Chart and figure data:
....
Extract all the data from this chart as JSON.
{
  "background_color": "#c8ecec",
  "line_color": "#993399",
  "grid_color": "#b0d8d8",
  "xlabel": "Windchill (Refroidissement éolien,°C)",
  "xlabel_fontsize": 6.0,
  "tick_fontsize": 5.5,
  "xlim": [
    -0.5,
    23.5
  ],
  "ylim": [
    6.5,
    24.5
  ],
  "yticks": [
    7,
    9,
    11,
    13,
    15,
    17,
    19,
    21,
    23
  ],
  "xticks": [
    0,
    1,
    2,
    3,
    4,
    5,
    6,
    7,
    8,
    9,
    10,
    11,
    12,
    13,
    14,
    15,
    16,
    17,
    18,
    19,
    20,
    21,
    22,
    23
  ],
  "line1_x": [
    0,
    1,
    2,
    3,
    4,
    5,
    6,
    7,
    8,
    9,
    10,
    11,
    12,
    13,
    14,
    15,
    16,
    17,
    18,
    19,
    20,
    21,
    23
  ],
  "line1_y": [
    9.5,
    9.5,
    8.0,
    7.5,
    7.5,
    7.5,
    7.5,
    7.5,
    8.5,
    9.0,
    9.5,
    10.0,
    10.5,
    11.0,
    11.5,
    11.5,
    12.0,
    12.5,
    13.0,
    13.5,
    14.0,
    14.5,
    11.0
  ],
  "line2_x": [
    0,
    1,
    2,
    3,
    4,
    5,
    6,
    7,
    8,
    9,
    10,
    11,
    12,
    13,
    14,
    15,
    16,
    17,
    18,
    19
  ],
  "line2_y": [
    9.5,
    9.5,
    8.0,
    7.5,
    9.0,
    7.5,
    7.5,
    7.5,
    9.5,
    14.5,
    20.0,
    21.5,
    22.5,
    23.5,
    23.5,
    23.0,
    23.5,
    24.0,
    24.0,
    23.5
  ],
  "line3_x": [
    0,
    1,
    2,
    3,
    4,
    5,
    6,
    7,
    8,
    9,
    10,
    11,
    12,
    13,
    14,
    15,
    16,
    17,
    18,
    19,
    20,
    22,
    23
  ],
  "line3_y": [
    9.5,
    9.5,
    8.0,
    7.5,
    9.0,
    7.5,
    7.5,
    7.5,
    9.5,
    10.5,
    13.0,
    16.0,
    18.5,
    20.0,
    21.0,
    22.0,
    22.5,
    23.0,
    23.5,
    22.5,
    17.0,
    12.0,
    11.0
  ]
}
....
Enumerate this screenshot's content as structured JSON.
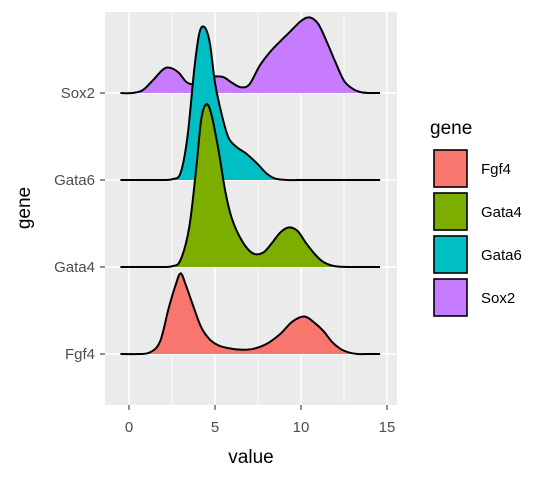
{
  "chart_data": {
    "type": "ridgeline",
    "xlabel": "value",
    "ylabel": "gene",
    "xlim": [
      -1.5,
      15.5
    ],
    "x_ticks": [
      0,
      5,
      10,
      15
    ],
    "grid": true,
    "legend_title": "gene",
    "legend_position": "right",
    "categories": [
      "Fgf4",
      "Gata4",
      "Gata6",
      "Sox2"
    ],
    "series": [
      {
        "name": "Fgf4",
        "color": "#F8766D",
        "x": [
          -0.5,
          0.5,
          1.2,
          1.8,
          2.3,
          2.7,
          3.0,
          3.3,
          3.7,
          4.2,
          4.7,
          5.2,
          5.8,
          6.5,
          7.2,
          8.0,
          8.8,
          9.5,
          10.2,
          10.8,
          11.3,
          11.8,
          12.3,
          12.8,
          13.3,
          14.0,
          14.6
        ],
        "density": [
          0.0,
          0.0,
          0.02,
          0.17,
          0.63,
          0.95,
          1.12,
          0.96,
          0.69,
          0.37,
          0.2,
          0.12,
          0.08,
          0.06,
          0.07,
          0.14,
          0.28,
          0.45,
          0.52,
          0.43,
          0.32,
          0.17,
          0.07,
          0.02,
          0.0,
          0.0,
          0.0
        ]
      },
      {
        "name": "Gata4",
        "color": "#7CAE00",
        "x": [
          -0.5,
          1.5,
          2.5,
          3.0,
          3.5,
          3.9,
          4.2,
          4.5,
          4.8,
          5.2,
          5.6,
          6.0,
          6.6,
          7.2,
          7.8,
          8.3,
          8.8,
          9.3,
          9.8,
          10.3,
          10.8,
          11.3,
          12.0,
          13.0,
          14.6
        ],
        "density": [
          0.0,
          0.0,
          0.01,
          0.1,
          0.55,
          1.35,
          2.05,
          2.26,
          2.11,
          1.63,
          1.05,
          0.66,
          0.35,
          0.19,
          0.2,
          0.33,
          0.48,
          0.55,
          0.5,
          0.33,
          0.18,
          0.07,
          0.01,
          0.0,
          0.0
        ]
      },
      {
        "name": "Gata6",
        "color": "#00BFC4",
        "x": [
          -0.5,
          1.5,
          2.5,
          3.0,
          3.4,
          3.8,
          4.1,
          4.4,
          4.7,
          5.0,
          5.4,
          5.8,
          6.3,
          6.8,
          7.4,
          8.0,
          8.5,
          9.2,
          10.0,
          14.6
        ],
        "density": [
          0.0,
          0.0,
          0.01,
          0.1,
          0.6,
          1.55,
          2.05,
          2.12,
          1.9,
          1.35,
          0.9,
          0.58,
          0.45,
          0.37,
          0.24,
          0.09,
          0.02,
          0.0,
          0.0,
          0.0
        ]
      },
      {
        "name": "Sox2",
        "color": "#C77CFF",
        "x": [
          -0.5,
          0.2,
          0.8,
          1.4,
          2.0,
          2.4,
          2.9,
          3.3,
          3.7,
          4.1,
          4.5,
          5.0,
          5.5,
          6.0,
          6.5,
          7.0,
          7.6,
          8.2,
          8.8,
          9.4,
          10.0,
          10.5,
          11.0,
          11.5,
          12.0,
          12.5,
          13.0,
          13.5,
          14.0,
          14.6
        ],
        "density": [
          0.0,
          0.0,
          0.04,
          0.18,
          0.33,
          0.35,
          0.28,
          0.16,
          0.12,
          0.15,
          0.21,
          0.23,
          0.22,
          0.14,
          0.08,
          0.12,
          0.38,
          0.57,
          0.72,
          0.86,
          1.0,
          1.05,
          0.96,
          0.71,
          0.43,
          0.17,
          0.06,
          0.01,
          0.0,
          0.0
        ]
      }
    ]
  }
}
....
**STATED PROBLEM**:
Find the word "name" in the entries, and copy every line it shows up in.

**EXERCISE OUTPUT**:
        "name": "Fgf4",
        "name": "Gata4",
        "name": "Gata6",
        "name": "Sox2",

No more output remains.